> **Exercise prompt**: From the story excerpt about Grandpa Anarchy, reproduce word for word the stretch that begins at "That was supposed" and stops after "Baron Climate Change?".

> **Source document**:
Grandpa stabbed a finger at the hovering villain.  “You!  You’re just the scoundrel I’ve been looking for!”
“Bring it on, Gramps!” the sooty villain yelled.

That was supposed to be that.  But much later, when I was writing Trouble Focusing, I wanted a fight in a stereotypical villain's volcano base.  What villain would need a volcano base?  Well, why not Baron Climate Change?

Grandpa Anarchy grappled with Baron Climate Change at the lip of a volcano.  Behind them, a steel platform extended back to  a warehouse-sized room, open at the end facing the volcano.  The ground shook.  Rocks crashed down.  The Baron, dressed in World War I flight leathers with thick goggles, cackled.
"Feel that, Grandpa?  My coal-fired, tar-sand oil burning nuclear supervolcano accelerator is at work!  Soon the world will be brought to its knees as volcanic gasses envelope the earth, triggering a mini ice age!"
"You fiend!" yelled Grandpa.  "Not if I stop you!"

> **Provided material**:

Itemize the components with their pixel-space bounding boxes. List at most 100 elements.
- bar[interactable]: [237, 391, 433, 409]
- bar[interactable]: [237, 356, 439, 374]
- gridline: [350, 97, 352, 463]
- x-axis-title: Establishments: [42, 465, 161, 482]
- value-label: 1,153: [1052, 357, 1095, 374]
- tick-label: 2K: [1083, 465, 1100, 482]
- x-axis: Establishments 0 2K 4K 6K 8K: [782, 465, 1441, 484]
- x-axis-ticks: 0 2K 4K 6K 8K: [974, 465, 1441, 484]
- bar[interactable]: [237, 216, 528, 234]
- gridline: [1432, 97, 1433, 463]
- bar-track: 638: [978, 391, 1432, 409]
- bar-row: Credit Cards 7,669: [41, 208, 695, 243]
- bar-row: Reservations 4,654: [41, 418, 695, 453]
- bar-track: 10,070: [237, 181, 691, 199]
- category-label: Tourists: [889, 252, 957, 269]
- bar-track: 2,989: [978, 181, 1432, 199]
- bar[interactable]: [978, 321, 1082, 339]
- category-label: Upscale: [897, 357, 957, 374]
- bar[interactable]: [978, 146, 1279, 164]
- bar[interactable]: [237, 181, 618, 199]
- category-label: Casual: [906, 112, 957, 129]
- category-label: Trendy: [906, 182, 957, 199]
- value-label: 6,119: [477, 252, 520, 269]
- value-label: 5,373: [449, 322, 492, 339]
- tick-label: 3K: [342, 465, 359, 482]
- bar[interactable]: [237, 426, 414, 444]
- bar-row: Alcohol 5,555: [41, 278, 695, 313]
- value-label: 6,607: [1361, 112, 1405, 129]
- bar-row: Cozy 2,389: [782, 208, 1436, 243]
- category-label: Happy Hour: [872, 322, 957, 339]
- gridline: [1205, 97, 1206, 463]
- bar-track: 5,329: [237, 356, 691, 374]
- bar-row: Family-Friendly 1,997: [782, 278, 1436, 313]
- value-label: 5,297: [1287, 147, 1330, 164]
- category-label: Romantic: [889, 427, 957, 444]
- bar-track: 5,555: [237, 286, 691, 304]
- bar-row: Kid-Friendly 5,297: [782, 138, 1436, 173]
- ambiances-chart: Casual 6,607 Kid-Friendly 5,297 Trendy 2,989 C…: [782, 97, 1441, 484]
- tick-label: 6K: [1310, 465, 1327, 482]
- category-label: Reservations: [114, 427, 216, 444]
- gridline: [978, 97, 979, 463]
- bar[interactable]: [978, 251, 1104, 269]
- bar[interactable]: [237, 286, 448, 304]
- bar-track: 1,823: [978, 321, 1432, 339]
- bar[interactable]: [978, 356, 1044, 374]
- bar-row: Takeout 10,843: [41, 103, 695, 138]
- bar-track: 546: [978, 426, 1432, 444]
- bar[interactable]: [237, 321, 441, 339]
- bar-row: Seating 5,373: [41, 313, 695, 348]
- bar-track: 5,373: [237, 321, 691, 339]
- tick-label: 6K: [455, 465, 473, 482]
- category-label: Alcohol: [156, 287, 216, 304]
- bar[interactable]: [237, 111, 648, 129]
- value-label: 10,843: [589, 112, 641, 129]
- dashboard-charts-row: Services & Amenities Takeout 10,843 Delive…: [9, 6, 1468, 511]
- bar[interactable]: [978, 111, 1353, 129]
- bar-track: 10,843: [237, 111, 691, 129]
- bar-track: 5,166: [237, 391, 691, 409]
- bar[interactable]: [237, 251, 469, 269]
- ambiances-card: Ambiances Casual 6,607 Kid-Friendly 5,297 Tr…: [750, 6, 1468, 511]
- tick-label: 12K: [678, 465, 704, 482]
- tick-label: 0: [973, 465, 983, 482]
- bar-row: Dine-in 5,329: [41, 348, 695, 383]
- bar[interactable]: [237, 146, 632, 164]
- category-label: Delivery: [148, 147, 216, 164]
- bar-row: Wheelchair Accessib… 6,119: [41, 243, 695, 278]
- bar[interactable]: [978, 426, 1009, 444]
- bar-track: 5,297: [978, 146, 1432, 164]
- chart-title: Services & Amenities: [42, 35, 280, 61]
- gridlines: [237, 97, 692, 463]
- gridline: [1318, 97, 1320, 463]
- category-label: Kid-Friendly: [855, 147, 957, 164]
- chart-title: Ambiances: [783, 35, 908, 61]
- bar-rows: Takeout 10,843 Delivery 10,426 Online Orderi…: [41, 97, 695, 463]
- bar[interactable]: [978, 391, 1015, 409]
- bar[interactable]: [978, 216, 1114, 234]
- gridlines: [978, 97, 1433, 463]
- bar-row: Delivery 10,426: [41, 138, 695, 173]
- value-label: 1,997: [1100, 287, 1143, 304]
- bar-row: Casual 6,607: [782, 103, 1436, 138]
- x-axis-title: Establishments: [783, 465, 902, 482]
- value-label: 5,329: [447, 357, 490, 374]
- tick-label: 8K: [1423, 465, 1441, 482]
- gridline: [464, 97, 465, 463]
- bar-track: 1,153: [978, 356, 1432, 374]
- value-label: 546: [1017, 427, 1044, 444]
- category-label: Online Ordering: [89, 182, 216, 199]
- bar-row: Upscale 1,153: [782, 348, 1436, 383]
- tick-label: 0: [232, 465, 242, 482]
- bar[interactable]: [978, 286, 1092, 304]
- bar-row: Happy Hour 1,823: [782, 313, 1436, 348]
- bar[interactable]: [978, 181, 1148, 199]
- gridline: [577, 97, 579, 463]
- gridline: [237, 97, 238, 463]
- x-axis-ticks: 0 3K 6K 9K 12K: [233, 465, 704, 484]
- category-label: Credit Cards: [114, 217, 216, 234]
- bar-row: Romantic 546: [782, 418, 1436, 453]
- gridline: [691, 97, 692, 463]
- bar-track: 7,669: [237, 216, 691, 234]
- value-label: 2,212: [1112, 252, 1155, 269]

> **Result for this exercise**:
That was supposed to be that.  But much later, when I was writing Trouble Focusing, I wanted a fight in a stereotypical villain's volcano base.  What villain would need a volcano base?  Well, why not Baron Climate Change?